**Records provided:**
+---+
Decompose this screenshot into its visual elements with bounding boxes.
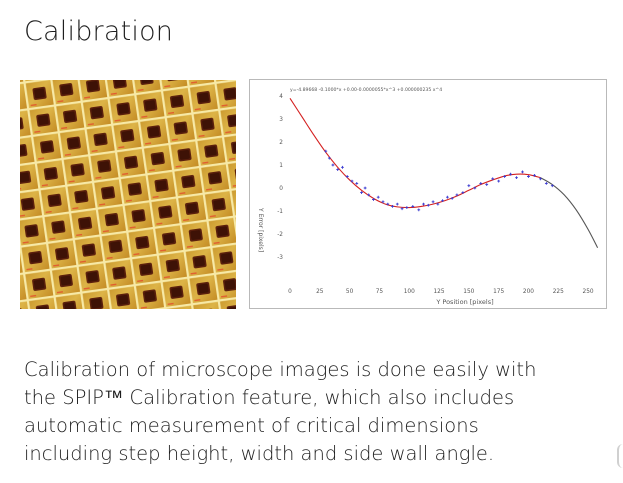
description-line-2: the SPIP™ Calibration feature, which als… [24,386,515,409]
y-tick-label: 0 [279,186,283,192]
x-tick-label: 225 [553,289,564,295]
calibration-chart: y=-4.89668 -0.1000*x +0.00-0.0000055*x^3… [249,79,607,309]
chart-x-axis-label: Y Position [pixels] [435,298,493,306]
x-tick-label: 175 [493,289,504,295]
data-point [455,193,459,197]
data-point [411,205,415,208]
data-point [515,176,518,180]
x-tick-label: 250 [583,289,594,295]
data-point [450,196,454,200]
data-point [363,186,367,190]
data-point [509,172,512,176]
x-tick-label: 50 [346,289,354,295]
y-tick-label: 3 [279,117,283,123]
data-point [491,177,495,181]
data-point [441,199,445,203]
data-point [417,208,421,212]
data-point [345,175,349,178]
data-point [497,179,501,183]
data-point [376,195,380,199]
data-point [336,168,340,171]
x-tick-label: 150 [463,289,474,295]
x-tick-label: 0 [288,289,292,295]
description-line-3: automatic measurement of critical dimens… [24,414,479,437]
x-tick-label: 200 [523,289,534,295]
data-point [527,175,530,178]
edge-handle [617,444,623,468]
data-point [327,156,331,160]
data-point [400,207,404,211]
data-point [431,200,435,204]
chart-y-axis-label: Y Error [pixels] [257,207,264,252]
data-point [538,177,542,181]
data-point [405,206,409,209]
description-line-4: including step height, width and side wa… [24,442,495,465]
data-point [436,202,440,206]
x-tick-label: 25 [316,289,324,295]
description-paragraph: Calibration of microscope images is done… [24,356,609,468]
description-line-1: Calibration of microscope images is done… [24,358,537,381]
data-point [461,191,465,194]
calibration-grid-image [20,80,236,309]
data-point [467,184,471,188]
chart-equation: y=-4.89668 -0.1000*x +0.00-0.0000055*x^3… [290,87,442,93]
fit-curve [289,98,541,209]
data-point [372,198,375,201]
data-point [521,170,524,174]
data-point [479,182,483,185]
data-point [341,165,344,169]
data-point [485,183,489,186]
data-point [503,175,507,178]
data-point [422,202,425,206]
data-point [367,193,371,197]
data-point [355,182,359,185]
data-point [381,200,385,204]
data-point [386,202,390,206]
data-point [544,182,548,185]
data-point [360,191,363,194]
data-point [331,163,335,167]
data-point [550,184,554,188]
y-tick-label: 2 [279,140,283,146]
y-tick-label: -2 [277,232,283,238]
data-point [324,149,328,153]
data-point [391,205,394,208]
x-tick-label: 75 [376,289,384,295]
x-tick-label: 100 [404,289,415,295]
data-point [350,179,354,183]
data-point [395,202,399,206]
data-point [445,195,449,199]
x-tick-label: 125 [433,289,444,295]
y-tick-label: 4 [279,94,283,100]
data-point [473,186,477,190]
data-point [533,173,536,177]
fit-curve-extension [540,177,599,249]
page-title: Calibration [24,16,174,47]
y-tick-label: -3 [277,255,283,261]
data-point [426,203,430,207]
y-tick-label: -1 [277,209,283,215]
y-tick-label: 1 [279,163,283,169]
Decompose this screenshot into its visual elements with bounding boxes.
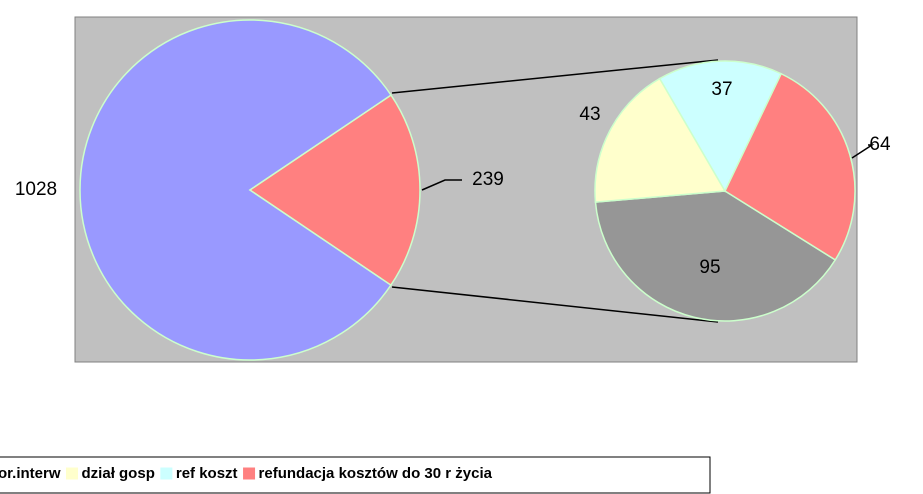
pie-slice <box>594 190 837 322</box>
legend-marker <box>66 467 79 480</box>
data-label: 64 <box>869 134 891 155</box>
leader-line <box>421 179 462 191</box>
legend-label: ref koszt <box>176 465 238 482</box>
data-label: 95 <box>699 257 720 278</box>
data-label: 37 <box>711 79 732 100</box>
legend-label: refundacja kosztów do 30 r życia <box>259 465 493 482</box>
leader-line <box>851 144 875 159</box>
pie-slice <box>724 72 856 261</box>
data-label: 1028 <box>15 179 57 200</box>
pie-slice <box>658 60 783 193</box>
legend-marker <box>160 467 173 480</box>
pie-slice <box>248 94 421 287</box>
legend-box <box>0 456 711 494</box>
legend-label: dział gosp <box>82 465 155 482</box>
pie-slice <box>79 19 393 361</box>
pie-slice <box>594 77 727 203</box>
legend-marker <box>243 467 256 480</box>
connector-line <box>391 286 719 323</box>
data-label: 43 <box>579 104 600 125</box>
legend-label: or.interw <box>0 465 61 482</box>
data-label: 239 <box>472 169 504 190</box>
connector-line <box>391 59 719 94</box>
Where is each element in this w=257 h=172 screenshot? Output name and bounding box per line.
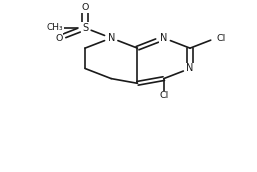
Text: Cl: Cl bbox=[216, 34, 226, 42]
Text: N: N bbox=[107, 33, 115, 43]
Text: S: S bbox=[82, 23, 88, 33]
Text: Cl: Cl bbox=[159, 91, 168, 100]
Text: CH₃: CH₃ bbox=[46, 23, 63, 32]
Text: N: N bbox=[160, 33, 168, 43]
Text: N: N bbox=[186, 63, 194, 73]
Text: O: O bbox=[81, 3, 89, 12]
Text: O: O bbox=[55, 34, 62, 42]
+---+
**What is expected:** Reproduce every line of the material above word for word, omitting the pictures.

**Answer to this task:**
Decompose this screenshot into its visual elements with bounding boxes.
description-line-2: the SPIP™ Calibration feature, which als… [24,386,515,409]
y-tick-label: 0 [279,186,283,192]
x-tick-label: 225 [553,289,564,295]
calibration-chart: y=-4.89668 -0.1000*x +0.00-0.0000055*x^3… [249,79,607,309]
chart-x-axis-label: Y Position [pixels] [435,298,493,306]
x-tick-label: 175 [493,289,504,295]
data-point [455,193,459,197]
data-point [411,205,415,208]
data-point [515,176,518,180]
x-tick-label: 250 [583,289,594,295]
data-point [450,196,454,200]
data-point [363,186,367,190]
data-point [509,172,512,176]
x-tick-label: 50 [346,289,354,295]
y-tick-label: 3 [279,117,283,123]
data-point [491,177,495,181]
data-point [441,199,445,203]
data-point [417,208,421,212]
data-point [345,175,349,178]
data-point [497,179,501,183]
data-point [376,195,380,199]
data-point [336,168,340,171]
x-tick-label: 150 [463,289,474,295]
x-tick-label: 0 [288,289,292,295]
description-line-3: automatic measurement of critical dimens… [24,414,479,437]
x-tick-label: 200 [523,289,534,295]
data-point [527,175,530,178]
edge-handle [617,444,623,468]
data-point [327,156,331,160]
data-point [400,207,404,211]
data-point [431,200,435,204]
chart-y-axis-label: Y Error [pixels] [257,207,264,252]
data-point [538,177,542,181]
data-point [405,206,409,209]
description-line-4: including step height, width and side wa… [24,442,495,465]
data-point [436,202,440,206]
x-tick-label: 25 [316,289,324,295]
description-paragraph: Calibration of microscope images is done… [24,356,609,468]
description-line-1: Calibration of microscope images is done… [24,358,537,381]
data-point [461,191,465,194]
calibration-grid-image [20,80,236,309]
data-point [467,184,471,188]
chart-equation: y=-4.89668 -0.1000*x +0.00-0.0000055*x^3… [290,87,442,93]
fit-curve [289,98,541,209]
data-point [372,198,375,201]
data-point [521,170,524,174]
data-point [479,182,483,185]
data-point [341,165,344,169]
data-point [485,183,489,186]
data-point [503,175,507,178]
data-point [422,202,425,206]
data-point [367,193,371,197]
data-point [355,182,359,185]
data-point [381,200,385,204]
data-point [386,202,390,206]
data-point [544,182,548,185]
data-point [360,191,363,194]
data-point [331,163,335,167]
data-point [550,184,554,188]
y-tick-label: 2 [279,140,283,146]
y-tick-label: -2 [277,232,283,238]
data-point [324,149,328,153]
data-point [391,205,394,208]
x-tick-label: 75 [376,289,384,295]
x-tick-label: 100 [404,289,415,295]
data-point [350,179,354,183]
data-point [395,202,399,206]
data-point [445,195,449,199]
x-tick-label: 125 [433,289,444,295]
y-tick-label: 4 [279,94,283,100]
data-point [473,186,477,190]
data-point [533,173,536,177]
fit-curve-extension [540,177,599,249]
page-title: Calibration [24,16,174,47]
y-tick-label: -3 [277,255,283,261]
data-point [426,203,430,207]
y-tick-label: -1 [277,209,283,215]
y-tick-label: 1 [279,163,283,169]
Decompose this screenshot into its visual elements with bounding boxes.
pie-slice <box>594 190 837 322</box>
legend-marker <box>66 467 79 480</box>
data-label: 64 <box>869 134 891 155</box>
leader-line <box>421 179 462 191</box>
legend-label: ref koszt <box>176 465 238 482</box>
data-label: 95 <box>699 257 720 278</box>
data-label: 37 <box>711 79 732 100</box>
legend-label: refundacja kosztów do 30 r życia <box>259 465 493 482</box>
leader-line <box>851 144 875 159</box>
pie-slice <box>724 72 856 261</box>
data-label: 1028 <box>15 179 57 200</box>
pie-slice <box>658 60 783 193</box>
legend-marker <box>160 467 173 480</box>
pie-slice <box>248 94 421 287</box>
legend-box <box>0 456 711 494</box>
legend-label: dział gosp <box>82 465 155 482</box>
pie-slice <box>79 19 393 361</box>
pie-slice <box>594 77 727 203</box>
legend-marker <box>243 467 256 480</box>
connector-line <box>391 286 719 323</box>
data-label: 43 <box>579 104 600 125</box>
legend-label: or.interw <box>0 465 61 482</box>
data-label: 239 <box>472 169 504 190</box>
connector-line <box>391 59 719 94</box>
Where is each element in this w=257 h=172 screenshot? Output name and bounding box per line.
Text: Cl: Cl bbox=[216, 34, 226, 42]
Text: N: N bbox=[107, 33, 115, 43]
Text: S: S bbox=[82, 23, 88, 33]
Text: Cl: Cl bbox=[159, 91, 168, 100]
Text: CH₃: CH₃ bbox=[46, 23, 63, 32]
Text: N: N bbox=[160, 33, 168, 43]
Text: N: N bbox=[186, 63, 194, 73]
Text: O: O bbox=[81, 3, 89, 12]
Text: O: O bbox=[55, 34, 62, 42]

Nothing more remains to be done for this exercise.